==== Supplied entries ====

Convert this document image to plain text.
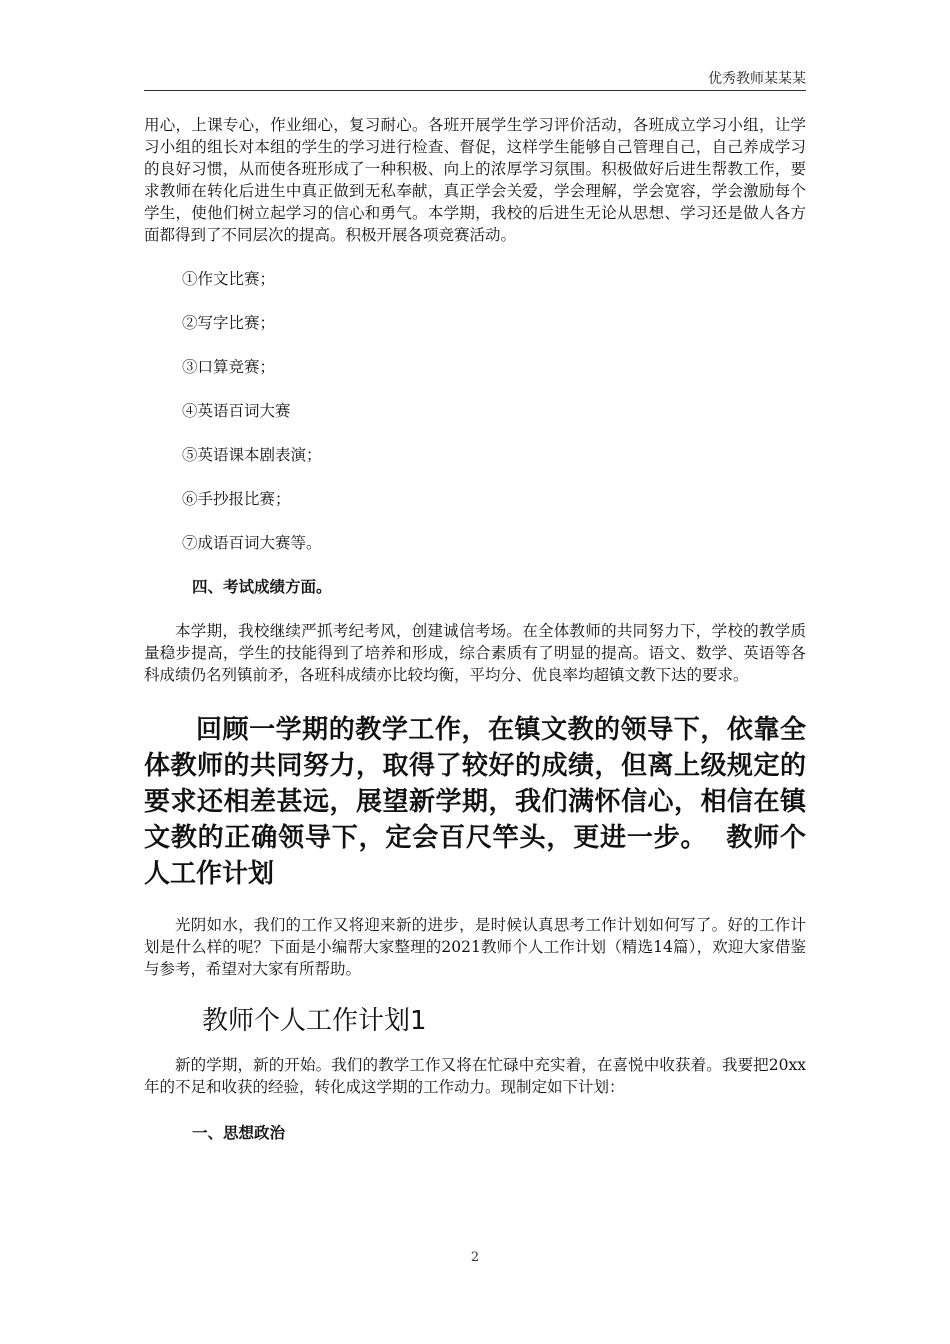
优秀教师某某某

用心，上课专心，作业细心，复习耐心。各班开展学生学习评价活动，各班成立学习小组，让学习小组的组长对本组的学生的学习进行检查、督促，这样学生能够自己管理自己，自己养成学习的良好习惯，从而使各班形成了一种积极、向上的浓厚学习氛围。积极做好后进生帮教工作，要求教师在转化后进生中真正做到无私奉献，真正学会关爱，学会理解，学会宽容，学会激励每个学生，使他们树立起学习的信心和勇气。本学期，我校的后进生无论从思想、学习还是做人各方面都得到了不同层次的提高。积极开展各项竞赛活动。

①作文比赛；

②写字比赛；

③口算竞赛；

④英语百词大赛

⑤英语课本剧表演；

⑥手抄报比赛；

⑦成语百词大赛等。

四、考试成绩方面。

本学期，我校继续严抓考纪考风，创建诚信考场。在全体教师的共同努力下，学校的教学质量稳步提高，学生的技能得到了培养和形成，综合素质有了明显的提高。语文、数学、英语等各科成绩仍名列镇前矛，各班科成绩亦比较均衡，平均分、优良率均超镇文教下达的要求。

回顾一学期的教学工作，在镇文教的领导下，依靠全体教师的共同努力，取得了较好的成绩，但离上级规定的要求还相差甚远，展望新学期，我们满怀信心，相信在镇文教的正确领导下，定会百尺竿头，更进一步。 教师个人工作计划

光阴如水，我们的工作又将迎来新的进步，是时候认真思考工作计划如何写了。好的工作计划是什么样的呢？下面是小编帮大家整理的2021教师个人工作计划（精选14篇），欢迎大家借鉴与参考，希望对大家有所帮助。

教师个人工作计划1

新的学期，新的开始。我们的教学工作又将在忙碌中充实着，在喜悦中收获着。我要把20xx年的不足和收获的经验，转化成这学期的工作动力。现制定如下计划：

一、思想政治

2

====
==== Supplied entries ====

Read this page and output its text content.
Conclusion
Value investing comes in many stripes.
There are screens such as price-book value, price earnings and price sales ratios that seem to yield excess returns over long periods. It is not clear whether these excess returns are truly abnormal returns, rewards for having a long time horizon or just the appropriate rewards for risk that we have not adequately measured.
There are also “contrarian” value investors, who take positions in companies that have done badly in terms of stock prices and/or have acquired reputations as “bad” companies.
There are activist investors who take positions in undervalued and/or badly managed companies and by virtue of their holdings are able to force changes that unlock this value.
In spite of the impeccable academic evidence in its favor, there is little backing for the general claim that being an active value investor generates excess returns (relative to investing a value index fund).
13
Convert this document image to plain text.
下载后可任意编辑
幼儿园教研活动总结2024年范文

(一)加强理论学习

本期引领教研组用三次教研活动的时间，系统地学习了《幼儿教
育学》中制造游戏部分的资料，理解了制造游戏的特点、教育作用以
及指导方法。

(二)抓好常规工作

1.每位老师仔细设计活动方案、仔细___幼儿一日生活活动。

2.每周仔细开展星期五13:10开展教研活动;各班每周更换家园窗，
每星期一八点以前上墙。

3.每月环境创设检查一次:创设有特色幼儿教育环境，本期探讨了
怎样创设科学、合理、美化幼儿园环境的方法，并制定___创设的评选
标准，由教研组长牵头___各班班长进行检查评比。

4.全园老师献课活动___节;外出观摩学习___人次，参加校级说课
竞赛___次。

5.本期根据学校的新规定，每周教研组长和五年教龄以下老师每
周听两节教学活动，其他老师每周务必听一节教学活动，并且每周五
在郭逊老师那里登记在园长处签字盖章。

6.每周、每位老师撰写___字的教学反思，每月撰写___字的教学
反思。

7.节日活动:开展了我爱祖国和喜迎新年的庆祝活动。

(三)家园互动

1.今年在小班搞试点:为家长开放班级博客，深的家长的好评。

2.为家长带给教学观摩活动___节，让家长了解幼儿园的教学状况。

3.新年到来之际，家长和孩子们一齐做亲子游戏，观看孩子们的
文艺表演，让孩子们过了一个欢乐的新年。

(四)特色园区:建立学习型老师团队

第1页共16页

====

• _Aim of the exercise_:
Check every line of the material for the string "excess" and give the number of lines that have it, without anything else.

• _Finished exercise_:
2